— begin —

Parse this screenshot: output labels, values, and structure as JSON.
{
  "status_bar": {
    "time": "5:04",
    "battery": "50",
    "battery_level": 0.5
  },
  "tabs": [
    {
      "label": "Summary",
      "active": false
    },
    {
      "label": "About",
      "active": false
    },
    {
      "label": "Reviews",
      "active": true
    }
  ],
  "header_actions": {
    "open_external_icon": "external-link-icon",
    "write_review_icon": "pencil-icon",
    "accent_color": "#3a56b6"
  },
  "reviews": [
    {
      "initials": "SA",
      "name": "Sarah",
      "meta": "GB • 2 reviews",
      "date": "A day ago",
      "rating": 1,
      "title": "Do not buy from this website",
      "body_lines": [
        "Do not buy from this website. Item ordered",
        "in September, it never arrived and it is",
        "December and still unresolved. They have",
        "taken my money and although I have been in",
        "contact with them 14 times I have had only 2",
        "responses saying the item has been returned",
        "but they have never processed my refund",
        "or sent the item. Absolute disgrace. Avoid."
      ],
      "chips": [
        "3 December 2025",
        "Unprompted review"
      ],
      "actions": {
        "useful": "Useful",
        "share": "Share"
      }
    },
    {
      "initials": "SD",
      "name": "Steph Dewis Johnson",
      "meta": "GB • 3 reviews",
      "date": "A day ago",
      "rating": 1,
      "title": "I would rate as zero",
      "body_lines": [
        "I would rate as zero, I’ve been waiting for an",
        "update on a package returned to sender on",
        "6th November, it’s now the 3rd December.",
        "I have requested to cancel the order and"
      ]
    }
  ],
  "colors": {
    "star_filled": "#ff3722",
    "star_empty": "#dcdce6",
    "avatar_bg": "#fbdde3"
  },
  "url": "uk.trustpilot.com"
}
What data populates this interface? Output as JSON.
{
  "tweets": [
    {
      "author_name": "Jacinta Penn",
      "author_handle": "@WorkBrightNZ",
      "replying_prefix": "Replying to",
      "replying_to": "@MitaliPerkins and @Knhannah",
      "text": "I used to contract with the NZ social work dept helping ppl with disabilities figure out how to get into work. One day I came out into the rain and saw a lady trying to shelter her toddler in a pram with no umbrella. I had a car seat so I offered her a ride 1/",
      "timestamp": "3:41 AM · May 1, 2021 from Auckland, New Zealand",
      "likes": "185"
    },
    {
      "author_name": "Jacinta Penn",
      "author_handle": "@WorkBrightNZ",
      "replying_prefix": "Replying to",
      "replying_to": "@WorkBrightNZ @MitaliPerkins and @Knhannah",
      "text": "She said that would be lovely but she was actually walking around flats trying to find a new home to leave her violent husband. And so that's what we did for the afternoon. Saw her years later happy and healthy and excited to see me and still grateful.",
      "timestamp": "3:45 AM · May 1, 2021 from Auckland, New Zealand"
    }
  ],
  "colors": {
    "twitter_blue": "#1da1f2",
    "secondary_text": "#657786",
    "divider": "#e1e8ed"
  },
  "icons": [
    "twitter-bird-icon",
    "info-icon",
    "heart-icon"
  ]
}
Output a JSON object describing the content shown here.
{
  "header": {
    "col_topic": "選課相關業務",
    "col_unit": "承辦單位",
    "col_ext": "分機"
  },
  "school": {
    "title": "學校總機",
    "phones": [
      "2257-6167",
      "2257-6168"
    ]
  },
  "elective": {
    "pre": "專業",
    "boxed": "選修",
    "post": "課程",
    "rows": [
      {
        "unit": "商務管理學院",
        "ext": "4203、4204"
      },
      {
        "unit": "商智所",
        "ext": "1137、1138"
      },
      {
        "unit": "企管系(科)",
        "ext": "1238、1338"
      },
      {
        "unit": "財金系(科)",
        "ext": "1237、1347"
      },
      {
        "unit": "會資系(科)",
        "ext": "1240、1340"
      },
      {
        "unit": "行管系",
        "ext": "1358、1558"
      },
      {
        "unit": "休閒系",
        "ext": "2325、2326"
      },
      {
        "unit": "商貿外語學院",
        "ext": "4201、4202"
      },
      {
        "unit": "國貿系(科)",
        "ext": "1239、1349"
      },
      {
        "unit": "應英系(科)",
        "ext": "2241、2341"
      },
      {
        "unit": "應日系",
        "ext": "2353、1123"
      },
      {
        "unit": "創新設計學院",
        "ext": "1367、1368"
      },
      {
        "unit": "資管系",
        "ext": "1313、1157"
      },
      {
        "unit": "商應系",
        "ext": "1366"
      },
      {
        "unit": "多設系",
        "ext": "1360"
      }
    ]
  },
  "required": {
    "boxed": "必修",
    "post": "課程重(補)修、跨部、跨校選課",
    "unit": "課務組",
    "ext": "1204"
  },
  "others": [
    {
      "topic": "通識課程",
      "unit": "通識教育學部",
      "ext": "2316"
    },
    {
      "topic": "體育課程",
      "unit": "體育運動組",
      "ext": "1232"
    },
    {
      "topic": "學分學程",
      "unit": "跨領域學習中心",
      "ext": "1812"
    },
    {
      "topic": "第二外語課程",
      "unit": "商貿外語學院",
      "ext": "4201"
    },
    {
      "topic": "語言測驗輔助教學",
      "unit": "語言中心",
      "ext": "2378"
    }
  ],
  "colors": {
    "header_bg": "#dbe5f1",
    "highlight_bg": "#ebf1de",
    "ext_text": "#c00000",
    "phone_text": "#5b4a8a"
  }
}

— end —

- [Exercise directions] Pick out each line in the material containing "December".

- [Complete response]
        "December and still unresolved. They have",
        "3 December 2025",
        "6th November, it’s now the 3rd December.",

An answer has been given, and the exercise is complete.